**Tasks and exercises**:
[A] In the post about Jack Douglas's Never Trust a Naked Bus Driver, how many pages long is the book?
[B] Write the next part of the post about Jack Douglas's Never Trust a Naked Bus Driver, picking up after its last sentence.

**Selected excerpt**:
⁂

Friday, November 20, 2015

FFB: Never Trust a Naked Bus Driver -- Jack Douglas

This post originally appeared in November 2004. It's been somewhat revised for this posting.

When my bookshelves collapsed the other day, I found my copies of three books by Jack Douglas that I'd been looking for. I discovered Douglas's books back in 1959 or 1960, and at the time I thought they were hilarious. So last night I decided to see if they were still funny after 45 years or so and picked up Never Trust a Naked Bus Driver. The title is either funny or sage advice. Or both.  (The other two books I located are My Brother Was an Only Child and The Neighbors Are Scaring My Wolf.)

The cover has a pretty good likeness of Douglas on it. He was a frequent guest on The Tonight Show back when Jack Parr was the host, so I remember what he looked like. And the book is just as strange as I remembered. It's very short, only 116 pages, and some of the pages have very little written on them. Chapter 42, for example, is nothing more than a sign that says, "This is your Submarine. Keep It Tidy." And in fact, chapter might be the wrong word, as it implies some kind of continuity. There's no continuity in the book. Each "chapter" is a separate entity containing things like notes, playbills, diary entries, reminiscences, one-liners, and so on. My favorite chapter begins with another sign: "Kick the Happiness Habit -- Become a Writer."

⁂

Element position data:

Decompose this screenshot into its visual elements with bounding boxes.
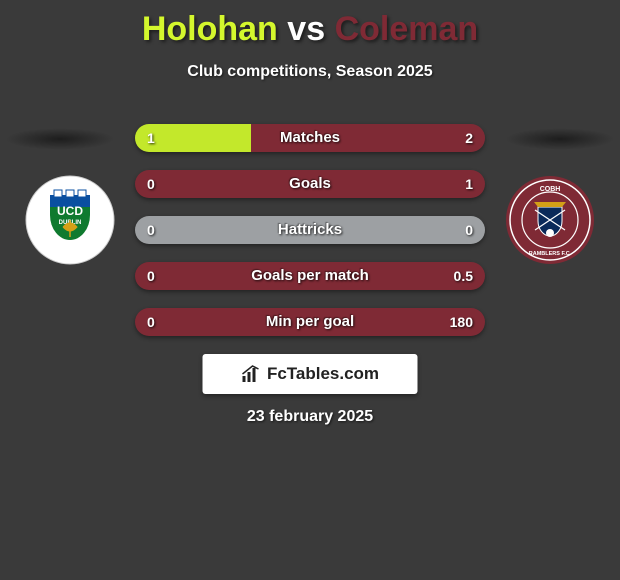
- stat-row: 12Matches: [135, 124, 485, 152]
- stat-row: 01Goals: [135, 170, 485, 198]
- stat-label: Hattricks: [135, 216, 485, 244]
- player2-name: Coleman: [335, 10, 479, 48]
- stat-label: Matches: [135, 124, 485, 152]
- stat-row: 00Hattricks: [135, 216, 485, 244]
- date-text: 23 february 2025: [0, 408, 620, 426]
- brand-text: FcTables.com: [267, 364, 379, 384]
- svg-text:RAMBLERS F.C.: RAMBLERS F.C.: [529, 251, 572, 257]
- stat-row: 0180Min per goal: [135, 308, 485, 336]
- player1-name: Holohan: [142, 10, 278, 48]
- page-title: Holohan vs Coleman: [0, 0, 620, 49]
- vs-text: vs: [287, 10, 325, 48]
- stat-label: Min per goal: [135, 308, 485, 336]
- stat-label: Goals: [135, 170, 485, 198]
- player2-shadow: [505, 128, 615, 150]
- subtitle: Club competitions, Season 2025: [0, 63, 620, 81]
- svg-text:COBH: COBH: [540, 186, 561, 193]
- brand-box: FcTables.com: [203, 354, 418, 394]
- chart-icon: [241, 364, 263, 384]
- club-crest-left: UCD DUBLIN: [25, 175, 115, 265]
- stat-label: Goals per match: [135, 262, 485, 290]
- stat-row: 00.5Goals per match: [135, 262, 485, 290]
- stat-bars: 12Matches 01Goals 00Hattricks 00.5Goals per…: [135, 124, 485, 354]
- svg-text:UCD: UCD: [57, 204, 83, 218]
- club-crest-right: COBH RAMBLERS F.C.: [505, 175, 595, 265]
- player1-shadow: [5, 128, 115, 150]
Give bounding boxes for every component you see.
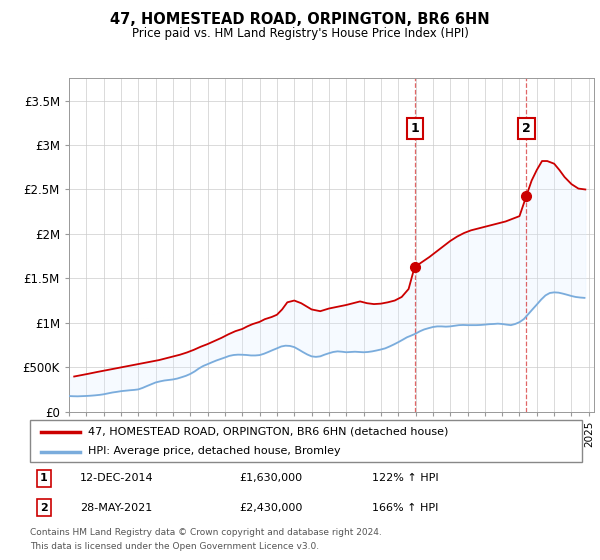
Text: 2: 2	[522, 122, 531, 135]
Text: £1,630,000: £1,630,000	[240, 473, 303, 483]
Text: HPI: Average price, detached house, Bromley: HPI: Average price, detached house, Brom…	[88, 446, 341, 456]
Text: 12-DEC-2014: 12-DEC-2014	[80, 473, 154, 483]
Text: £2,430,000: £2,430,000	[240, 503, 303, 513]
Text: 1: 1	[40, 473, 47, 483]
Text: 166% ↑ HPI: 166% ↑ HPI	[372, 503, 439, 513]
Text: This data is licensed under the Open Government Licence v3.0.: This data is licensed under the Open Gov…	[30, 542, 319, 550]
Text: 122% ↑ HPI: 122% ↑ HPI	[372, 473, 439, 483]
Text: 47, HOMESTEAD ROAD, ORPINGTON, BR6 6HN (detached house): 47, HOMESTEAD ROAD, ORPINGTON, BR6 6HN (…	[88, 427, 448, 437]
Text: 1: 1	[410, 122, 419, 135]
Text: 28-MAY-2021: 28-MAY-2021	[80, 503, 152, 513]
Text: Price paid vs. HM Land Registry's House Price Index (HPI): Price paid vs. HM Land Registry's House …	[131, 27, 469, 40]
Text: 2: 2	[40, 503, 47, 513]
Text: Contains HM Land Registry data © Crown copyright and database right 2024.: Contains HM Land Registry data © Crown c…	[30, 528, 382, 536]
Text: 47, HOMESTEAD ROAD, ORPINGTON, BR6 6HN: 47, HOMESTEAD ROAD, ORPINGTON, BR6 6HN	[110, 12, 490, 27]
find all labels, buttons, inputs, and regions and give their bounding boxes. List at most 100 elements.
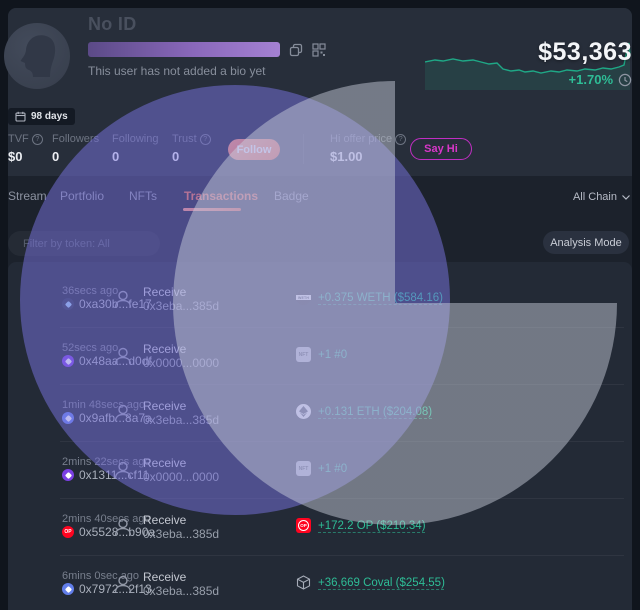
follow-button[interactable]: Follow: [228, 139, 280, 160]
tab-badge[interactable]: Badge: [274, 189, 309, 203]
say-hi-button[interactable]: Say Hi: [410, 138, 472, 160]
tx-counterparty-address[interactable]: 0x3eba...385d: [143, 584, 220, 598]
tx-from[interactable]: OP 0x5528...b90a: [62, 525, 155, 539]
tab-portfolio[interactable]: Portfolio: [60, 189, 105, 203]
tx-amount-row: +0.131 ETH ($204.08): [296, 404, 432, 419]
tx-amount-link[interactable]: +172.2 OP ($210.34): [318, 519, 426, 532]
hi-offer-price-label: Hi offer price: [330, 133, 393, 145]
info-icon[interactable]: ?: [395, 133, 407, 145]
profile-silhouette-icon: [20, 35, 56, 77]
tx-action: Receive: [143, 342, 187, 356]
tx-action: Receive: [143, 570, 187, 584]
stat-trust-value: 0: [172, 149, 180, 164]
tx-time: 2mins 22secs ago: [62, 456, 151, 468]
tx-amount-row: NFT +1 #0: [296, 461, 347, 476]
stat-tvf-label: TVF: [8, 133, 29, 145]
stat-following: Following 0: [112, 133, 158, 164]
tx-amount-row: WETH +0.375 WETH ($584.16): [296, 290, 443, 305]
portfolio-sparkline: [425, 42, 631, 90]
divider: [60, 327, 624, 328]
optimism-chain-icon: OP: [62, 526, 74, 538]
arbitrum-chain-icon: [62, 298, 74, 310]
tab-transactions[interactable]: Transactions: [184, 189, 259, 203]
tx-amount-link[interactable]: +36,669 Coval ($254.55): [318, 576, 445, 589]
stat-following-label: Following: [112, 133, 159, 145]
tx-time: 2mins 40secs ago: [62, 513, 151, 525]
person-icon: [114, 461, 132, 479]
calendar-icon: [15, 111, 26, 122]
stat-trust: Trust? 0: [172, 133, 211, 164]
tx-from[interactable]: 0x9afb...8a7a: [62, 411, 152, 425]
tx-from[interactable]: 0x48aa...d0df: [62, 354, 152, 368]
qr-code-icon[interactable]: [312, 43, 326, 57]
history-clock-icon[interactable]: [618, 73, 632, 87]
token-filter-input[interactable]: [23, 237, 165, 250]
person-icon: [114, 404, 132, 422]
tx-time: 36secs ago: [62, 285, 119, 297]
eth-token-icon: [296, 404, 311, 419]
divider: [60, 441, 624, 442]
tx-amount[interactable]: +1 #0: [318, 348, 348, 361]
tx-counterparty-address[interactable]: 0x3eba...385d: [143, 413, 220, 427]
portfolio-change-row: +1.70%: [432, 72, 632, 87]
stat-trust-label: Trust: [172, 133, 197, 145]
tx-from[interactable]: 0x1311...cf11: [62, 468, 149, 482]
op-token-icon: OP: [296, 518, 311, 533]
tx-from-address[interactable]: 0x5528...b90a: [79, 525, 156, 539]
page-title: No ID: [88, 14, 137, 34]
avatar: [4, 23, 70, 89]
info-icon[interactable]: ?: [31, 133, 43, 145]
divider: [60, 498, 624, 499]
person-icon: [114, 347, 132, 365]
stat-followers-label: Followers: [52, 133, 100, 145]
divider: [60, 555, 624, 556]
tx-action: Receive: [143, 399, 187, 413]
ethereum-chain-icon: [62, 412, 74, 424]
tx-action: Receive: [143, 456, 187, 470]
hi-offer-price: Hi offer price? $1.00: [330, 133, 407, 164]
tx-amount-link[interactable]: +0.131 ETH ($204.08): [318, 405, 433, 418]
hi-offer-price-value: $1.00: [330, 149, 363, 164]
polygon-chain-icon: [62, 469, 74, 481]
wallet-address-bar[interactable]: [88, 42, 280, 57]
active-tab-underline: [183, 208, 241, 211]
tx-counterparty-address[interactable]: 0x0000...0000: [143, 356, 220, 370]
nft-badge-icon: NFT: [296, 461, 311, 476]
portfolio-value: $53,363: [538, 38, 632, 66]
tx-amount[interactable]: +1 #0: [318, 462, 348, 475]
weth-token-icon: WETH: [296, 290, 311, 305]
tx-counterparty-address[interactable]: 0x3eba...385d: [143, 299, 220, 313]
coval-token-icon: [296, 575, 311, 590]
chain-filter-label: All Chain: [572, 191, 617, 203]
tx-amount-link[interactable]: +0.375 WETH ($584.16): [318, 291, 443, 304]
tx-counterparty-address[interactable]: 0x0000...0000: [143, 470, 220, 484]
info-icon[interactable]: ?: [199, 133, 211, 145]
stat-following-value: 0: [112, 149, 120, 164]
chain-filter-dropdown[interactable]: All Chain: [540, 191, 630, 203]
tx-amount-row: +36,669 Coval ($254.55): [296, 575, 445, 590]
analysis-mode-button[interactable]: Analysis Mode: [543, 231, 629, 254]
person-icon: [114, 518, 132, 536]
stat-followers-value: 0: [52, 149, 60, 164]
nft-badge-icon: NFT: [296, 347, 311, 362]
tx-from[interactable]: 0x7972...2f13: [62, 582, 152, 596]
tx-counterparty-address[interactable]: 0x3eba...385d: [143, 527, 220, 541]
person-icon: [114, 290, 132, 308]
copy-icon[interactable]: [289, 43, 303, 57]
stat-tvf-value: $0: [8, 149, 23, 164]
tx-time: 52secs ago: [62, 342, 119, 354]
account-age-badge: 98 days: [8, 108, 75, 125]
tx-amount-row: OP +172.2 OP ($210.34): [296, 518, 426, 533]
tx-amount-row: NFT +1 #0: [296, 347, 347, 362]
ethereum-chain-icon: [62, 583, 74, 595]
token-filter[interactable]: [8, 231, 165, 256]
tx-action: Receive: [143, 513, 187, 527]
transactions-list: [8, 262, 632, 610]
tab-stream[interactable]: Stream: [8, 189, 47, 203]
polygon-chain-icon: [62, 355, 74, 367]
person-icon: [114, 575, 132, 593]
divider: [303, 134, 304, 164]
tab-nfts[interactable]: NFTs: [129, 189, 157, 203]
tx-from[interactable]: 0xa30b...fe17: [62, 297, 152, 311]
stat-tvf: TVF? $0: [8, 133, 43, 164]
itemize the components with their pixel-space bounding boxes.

⁂

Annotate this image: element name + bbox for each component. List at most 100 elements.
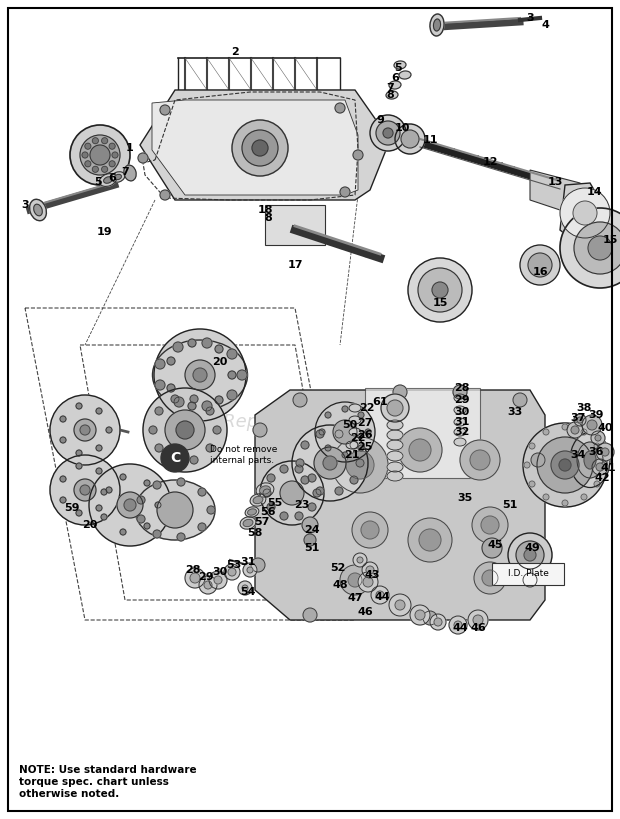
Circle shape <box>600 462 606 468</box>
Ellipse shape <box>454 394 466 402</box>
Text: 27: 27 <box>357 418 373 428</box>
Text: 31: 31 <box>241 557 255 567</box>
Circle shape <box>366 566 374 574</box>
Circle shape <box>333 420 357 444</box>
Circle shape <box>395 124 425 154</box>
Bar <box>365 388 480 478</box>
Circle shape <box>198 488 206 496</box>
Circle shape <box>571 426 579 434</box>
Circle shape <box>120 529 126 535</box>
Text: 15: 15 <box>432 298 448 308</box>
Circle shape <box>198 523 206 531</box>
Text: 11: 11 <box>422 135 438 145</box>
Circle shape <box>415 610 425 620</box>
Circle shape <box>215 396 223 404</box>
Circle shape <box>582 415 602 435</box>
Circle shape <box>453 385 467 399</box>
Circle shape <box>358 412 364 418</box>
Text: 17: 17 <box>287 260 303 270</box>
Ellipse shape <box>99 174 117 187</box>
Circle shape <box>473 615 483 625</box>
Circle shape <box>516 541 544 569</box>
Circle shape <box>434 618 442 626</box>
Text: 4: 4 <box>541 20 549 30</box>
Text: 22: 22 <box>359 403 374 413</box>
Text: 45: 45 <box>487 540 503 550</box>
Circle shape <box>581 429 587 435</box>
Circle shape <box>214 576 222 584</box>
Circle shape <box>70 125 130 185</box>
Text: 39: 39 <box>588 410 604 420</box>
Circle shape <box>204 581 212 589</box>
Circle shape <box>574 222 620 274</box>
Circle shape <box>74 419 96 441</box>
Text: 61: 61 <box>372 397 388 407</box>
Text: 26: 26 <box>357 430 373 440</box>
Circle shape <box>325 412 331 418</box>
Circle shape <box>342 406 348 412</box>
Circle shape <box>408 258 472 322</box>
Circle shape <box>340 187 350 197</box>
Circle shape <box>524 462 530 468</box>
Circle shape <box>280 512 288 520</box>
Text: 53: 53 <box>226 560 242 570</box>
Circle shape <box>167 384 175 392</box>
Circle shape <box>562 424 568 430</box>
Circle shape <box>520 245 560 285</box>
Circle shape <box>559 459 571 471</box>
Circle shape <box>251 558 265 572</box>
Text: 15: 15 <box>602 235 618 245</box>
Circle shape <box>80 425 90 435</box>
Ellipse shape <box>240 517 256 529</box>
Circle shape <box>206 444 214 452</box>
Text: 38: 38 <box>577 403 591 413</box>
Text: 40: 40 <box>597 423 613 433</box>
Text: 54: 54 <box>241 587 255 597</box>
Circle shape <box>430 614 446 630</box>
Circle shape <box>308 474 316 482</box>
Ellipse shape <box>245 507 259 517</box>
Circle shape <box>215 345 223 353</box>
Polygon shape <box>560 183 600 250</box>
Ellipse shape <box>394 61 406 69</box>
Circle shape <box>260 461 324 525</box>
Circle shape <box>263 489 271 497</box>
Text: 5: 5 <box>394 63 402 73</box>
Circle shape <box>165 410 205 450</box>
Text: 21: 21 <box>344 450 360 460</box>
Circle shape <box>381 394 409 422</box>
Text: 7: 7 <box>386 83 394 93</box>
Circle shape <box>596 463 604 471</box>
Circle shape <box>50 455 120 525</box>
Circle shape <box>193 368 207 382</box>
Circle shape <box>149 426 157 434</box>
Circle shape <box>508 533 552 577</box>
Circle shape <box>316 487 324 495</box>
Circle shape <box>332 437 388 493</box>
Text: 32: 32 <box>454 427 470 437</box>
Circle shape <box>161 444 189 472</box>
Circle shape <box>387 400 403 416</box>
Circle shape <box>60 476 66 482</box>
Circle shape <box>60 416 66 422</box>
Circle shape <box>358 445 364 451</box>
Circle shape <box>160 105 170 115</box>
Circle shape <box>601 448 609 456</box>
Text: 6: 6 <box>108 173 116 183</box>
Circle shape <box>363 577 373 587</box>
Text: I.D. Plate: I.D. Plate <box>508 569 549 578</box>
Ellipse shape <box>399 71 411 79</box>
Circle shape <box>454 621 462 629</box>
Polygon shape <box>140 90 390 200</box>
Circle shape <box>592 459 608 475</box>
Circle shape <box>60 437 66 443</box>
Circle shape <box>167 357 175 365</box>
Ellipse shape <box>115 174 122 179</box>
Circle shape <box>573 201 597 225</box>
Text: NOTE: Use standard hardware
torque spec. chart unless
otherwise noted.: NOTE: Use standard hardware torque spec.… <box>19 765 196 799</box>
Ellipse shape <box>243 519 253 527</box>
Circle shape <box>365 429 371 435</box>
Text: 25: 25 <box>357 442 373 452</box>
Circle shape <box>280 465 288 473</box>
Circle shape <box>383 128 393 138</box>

⁂

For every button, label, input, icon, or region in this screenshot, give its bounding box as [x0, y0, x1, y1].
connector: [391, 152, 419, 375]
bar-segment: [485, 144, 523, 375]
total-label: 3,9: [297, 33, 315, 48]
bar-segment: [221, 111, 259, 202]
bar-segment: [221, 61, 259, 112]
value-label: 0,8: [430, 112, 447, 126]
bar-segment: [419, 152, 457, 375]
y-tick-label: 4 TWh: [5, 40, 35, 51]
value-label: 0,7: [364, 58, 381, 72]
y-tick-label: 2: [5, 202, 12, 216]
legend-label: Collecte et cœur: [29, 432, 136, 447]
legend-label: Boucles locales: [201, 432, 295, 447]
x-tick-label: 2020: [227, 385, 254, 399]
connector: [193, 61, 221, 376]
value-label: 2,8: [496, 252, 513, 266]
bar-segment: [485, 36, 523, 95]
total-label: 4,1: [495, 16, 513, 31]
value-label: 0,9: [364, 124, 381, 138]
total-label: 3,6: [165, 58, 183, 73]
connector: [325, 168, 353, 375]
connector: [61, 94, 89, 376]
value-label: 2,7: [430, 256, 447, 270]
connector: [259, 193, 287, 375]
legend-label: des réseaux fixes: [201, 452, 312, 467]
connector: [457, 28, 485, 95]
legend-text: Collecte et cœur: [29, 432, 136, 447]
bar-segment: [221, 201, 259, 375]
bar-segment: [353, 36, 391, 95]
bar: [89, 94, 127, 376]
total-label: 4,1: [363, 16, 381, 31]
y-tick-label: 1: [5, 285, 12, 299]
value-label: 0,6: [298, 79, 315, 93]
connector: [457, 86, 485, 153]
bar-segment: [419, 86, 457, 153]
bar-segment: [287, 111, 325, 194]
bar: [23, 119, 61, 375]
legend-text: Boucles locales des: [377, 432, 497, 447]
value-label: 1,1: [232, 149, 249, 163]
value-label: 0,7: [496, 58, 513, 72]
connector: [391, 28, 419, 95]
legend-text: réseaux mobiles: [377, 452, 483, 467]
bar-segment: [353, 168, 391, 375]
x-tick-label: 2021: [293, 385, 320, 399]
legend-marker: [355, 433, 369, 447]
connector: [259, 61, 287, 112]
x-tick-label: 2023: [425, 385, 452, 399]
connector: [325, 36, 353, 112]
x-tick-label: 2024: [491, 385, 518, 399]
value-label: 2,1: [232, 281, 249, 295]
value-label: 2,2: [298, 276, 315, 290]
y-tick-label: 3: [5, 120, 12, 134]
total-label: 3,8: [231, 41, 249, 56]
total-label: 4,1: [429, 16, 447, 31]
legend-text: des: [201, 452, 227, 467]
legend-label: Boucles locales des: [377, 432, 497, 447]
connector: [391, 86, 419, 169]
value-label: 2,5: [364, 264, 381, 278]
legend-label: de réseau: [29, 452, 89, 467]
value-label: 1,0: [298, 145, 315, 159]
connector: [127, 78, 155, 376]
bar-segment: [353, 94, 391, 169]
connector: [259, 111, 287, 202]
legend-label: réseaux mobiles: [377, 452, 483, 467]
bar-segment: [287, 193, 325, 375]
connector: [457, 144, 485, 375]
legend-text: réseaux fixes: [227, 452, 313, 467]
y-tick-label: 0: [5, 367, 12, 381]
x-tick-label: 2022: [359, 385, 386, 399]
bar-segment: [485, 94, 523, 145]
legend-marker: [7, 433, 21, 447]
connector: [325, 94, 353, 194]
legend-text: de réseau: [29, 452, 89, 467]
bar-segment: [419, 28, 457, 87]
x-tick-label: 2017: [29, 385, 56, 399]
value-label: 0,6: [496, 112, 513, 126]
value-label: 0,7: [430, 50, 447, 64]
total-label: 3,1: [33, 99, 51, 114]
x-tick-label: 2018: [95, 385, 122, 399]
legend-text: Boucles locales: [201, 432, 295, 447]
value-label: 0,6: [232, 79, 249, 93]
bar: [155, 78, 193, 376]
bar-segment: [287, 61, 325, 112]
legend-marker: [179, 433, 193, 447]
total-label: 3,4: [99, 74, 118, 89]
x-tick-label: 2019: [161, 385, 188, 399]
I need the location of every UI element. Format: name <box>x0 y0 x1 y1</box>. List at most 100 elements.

⁂

**Results for each task**:
[A] 116 pages.

[B]
So does the book still make me laugh? Sure, in places. It's not as funny to me as it was long ago, however, which is a shame. I figure the book hasn't changed.  So it must be me. 

18 comments:

mybillcrider said...

That's him.

George said...

I've had a few shelves collapse but with all the stacks of books around here, avalanches are much more common!

Jeff Meyerson said...

I remember him and this book, as well as his wife Reiko. My mother-in-law was a huge fan of Jack Paar, but he was no Johnny Carson IMHO.

Barry Ergang said...

I was in junior high when Douglas's books came out, and I devoured them, loving the craziness and outright absurdities in them. I no longer have them, but a few things have stayed in memory. For instance, in one of the books, Chapter 19 read: "To hell with Chapter 19. Every damn book you pick up has a Chapter 19."

One of them had what appeared to be accidentally unseparated pages. When you cut them apart, you found a single word in the middle of one: "Nosey."

mybillcrider said...

The "chapter 19" bit is in this one, Barry.

Mathew Paust said...
This comment has been removed by the author.
Mathew Paust said...

I cringed imagining your collapsing shelves, Bill, but your discovery summoned one of my own. I'd long forgotten Jack Douglas and My Brother Was an Only Child, which I read so long ago I wonder if I would even recognize the me then. I remember the book amused me, but have no recollection of the actual reading. Nonetheless, I am grateful for the fragmented memory.

mybillcrider said...

Always glad to stir up those memories.

Deb said...

I noticed a couple of our bookshelves tilting rather precariously (they're bolted together at the top, but the bottoms are beginning to sag). At the thought of removing everything to straighten up, I just decided I'll wait for the inevitable and then fix things!

Anonymous said...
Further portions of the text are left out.